### The problem
Pull out every line from the listing that has the word "Fairchild".

Saved entries
# # # # #

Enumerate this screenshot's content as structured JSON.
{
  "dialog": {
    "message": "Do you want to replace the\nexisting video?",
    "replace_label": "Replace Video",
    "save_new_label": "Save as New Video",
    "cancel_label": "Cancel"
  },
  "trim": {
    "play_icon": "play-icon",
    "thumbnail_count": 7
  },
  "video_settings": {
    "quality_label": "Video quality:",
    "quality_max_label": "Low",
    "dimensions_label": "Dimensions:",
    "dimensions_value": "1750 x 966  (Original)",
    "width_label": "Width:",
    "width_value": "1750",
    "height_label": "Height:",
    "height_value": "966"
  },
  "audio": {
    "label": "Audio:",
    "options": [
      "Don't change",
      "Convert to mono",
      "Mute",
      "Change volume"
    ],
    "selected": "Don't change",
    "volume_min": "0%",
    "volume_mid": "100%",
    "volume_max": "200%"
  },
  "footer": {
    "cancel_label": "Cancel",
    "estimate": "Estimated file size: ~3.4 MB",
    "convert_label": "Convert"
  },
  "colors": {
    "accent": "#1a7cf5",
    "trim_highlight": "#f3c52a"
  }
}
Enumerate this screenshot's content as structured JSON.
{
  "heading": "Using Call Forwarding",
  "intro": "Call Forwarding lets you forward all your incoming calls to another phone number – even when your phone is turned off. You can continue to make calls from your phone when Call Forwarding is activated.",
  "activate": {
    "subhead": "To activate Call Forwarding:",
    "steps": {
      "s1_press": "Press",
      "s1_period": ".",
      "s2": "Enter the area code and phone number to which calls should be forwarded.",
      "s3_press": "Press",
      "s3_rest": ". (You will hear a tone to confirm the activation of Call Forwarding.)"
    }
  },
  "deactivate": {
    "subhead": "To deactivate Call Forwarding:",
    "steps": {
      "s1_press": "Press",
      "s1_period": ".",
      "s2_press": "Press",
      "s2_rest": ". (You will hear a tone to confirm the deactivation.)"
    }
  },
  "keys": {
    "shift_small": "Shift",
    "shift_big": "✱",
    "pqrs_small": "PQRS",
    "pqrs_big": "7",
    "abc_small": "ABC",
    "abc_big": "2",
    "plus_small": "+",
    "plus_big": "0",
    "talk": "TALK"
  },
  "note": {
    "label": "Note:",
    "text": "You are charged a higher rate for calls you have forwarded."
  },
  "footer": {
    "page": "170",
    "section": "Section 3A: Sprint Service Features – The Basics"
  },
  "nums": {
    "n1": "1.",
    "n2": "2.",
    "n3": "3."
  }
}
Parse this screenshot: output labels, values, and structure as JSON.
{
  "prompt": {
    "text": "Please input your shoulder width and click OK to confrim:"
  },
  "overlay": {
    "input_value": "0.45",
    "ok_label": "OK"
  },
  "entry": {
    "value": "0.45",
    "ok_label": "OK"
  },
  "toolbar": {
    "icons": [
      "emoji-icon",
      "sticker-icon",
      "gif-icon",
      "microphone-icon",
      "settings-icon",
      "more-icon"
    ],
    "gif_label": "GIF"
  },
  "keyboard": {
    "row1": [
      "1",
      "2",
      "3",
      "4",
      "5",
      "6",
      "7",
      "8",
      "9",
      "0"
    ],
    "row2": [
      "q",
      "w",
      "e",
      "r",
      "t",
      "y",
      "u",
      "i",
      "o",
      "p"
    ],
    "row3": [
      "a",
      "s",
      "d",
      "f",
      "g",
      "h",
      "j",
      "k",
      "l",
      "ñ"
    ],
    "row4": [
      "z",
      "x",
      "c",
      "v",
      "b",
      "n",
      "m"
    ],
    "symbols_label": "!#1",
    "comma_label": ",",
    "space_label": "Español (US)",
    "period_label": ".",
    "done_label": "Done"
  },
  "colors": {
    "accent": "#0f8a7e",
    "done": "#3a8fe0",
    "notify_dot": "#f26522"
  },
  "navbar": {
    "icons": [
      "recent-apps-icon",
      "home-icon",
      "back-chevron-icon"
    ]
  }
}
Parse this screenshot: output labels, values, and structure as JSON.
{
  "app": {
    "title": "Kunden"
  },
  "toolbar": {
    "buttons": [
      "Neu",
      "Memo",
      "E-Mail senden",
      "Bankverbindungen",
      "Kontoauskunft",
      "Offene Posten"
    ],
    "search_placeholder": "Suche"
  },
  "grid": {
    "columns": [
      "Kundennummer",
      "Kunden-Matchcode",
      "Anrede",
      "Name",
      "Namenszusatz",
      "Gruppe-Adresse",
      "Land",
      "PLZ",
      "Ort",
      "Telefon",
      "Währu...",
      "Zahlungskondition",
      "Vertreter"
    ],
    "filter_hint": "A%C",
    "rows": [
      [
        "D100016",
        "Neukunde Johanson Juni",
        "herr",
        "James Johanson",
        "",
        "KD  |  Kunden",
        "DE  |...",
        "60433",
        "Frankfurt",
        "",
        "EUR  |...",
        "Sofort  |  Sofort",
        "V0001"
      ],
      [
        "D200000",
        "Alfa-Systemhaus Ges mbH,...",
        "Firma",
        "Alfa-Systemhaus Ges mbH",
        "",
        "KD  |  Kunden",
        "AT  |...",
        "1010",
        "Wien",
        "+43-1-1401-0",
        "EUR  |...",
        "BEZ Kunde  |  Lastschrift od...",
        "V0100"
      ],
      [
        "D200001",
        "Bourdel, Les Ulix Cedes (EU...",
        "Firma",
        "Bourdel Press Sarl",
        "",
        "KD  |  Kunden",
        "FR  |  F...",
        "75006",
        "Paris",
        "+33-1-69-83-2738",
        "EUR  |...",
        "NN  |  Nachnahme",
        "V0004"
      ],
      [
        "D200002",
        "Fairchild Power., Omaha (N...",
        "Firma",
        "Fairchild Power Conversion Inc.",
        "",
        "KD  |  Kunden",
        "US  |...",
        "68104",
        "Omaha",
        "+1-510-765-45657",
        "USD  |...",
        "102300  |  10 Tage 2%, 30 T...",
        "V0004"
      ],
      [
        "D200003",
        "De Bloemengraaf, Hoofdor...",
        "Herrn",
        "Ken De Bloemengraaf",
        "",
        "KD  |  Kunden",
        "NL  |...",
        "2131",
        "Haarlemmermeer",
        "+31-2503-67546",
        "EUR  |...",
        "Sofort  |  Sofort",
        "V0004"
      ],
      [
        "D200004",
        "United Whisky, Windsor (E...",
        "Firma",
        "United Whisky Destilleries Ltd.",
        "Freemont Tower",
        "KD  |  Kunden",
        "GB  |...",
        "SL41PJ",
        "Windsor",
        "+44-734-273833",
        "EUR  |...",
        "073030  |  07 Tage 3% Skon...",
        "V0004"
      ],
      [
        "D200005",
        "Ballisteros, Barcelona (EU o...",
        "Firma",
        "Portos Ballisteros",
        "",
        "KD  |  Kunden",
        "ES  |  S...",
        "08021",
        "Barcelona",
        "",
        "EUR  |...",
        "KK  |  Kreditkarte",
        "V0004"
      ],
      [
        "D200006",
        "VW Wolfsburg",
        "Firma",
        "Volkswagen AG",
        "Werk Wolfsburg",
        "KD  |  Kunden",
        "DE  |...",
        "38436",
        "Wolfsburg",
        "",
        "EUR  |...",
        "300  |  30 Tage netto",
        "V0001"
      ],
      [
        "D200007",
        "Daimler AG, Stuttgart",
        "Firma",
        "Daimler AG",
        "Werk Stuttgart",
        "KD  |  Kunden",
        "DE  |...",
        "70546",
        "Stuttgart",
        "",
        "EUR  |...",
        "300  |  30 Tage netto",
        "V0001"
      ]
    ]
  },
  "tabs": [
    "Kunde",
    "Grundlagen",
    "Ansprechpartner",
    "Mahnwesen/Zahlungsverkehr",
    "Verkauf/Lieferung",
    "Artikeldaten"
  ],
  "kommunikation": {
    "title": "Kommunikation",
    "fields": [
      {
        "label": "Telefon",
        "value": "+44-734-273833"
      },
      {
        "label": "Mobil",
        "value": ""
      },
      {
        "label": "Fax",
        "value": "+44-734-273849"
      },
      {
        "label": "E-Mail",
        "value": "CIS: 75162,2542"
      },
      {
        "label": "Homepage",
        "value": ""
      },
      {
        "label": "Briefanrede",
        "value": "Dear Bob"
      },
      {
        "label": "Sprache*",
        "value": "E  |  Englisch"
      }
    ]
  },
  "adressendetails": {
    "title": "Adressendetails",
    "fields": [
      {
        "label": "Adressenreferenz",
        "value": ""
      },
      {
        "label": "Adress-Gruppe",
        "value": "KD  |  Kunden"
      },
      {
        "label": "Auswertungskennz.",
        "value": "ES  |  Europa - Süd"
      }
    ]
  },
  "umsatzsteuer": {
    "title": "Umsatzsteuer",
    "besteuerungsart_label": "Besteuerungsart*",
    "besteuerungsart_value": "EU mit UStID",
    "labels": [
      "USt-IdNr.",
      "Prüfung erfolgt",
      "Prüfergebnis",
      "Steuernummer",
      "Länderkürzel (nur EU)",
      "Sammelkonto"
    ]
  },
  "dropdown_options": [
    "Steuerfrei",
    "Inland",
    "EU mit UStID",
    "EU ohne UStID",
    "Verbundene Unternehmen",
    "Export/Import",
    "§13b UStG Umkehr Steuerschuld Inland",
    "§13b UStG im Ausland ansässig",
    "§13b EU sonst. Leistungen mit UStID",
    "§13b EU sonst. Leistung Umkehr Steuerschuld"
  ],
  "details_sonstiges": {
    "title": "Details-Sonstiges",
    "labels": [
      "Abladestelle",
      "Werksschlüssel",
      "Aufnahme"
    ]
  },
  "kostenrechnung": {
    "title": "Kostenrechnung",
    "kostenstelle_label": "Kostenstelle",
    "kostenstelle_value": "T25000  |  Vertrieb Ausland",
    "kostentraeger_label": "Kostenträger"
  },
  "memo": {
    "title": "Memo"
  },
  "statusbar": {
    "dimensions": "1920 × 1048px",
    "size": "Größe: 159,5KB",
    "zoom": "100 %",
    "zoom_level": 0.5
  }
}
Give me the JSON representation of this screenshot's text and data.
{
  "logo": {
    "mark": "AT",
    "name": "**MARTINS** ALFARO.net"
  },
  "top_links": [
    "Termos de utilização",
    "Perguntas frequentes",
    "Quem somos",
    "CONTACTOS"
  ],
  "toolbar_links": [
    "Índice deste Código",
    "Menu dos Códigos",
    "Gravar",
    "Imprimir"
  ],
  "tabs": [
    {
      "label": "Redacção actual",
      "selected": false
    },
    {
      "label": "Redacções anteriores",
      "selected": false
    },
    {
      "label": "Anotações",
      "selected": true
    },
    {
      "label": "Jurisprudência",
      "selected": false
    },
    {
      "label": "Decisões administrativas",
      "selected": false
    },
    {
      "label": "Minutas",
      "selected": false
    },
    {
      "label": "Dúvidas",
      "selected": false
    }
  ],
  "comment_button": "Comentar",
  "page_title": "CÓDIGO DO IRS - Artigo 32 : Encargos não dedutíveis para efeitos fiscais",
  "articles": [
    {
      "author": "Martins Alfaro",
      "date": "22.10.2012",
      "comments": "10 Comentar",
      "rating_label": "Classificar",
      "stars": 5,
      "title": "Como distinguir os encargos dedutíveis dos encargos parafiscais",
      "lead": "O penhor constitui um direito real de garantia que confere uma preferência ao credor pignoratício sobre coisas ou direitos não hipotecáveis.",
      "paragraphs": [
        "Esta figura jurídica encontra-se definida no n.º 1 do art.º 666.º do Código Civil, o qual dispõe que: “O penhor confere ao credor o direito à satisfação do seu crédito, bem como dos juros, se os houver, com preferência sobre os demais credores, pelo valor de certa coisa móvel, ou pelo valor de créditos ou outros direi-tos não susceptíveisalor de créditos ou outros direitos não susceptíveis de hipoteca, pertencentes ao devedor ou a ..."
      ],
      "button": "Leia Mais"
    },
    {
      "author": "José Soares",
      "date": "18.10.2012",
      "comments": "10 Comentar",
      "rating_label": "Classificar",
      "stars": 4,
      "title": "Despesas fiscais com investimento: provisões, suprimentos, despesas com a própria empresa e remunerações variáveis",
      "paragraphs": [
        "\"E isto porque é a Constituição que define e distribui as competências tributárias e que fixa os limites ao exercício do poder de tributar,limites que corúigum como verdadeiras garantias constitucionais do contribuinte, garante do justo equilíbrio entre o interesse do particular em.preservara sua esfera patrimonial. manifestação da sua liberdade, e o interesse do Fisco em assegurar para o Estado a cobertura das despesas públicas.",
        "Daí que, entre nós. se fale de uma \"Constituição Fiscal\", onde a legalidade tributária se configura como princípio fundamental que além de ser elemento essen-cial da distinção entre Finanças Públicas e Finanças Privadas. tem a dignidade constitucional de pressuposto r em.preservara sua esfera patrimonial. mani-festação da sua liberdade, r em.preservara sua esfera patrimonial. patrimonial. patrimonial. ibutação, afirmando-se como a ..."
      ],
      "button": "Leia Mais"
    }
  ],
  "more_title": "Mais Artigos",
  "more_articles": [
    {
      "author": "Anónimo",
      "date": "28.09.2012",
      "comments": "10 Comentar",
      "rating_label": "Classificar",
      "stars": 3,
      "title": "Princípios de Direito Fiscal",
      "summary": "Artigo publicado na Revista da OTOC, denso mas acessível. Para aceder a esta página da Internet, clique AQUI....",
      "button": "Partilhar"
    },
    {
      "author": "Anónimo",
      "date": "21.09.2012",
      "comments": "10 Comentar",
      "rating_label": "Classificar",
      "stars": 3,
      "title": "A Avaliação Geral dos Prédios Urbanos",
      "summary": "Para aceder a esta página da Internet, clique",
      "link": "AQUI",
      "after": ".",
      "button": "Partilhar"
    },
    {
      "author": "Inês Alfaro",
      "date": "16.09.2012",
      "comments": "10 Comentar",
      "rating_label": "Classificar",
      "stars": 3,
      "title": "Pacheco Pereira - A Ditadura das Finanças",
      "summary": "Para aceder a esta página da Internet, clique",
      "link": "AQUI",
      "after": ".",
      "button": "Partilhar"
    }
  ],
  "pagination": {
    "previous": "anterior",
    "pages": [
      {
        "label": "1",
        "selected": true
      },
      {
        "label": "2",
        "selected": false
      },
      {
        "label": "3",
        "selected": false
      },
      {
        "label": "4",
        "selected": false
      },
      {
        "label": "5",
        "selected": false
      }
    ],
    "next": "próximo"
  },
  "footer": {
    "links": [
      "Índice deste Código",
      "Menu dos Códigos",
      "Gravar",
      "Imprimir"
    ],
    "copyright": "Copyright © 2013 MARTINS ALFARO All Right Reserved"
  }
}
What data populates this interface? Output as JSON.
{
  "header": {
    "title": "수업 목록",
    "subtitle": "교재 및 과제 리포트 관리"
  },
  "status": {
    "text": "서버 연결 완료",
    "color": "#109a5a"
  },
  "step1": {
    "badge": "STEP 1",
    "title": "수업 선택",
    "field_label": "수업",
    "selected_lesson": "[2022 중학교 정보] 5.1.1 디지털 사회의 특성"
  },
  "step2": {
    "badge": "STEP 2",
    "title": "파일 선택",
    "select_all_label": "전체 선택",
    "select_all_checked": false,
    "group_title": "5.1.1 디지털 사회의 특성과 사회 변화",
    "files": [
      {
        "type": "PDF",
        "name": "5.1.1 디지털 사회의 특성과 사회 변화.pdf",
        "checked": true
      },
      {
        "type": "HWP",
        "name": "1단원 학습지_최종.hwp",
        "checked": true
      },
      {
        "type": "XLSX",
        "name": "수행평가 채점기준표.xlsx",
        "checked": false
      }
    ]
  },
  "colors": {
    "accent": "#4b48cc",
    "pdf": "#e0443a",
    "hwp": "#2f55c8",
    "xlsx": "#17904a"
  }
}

# # # # #

### Response to the exercise
        "Fairchild Power., Omaha (N...",
        "Fairchild Power Conversion Inc.",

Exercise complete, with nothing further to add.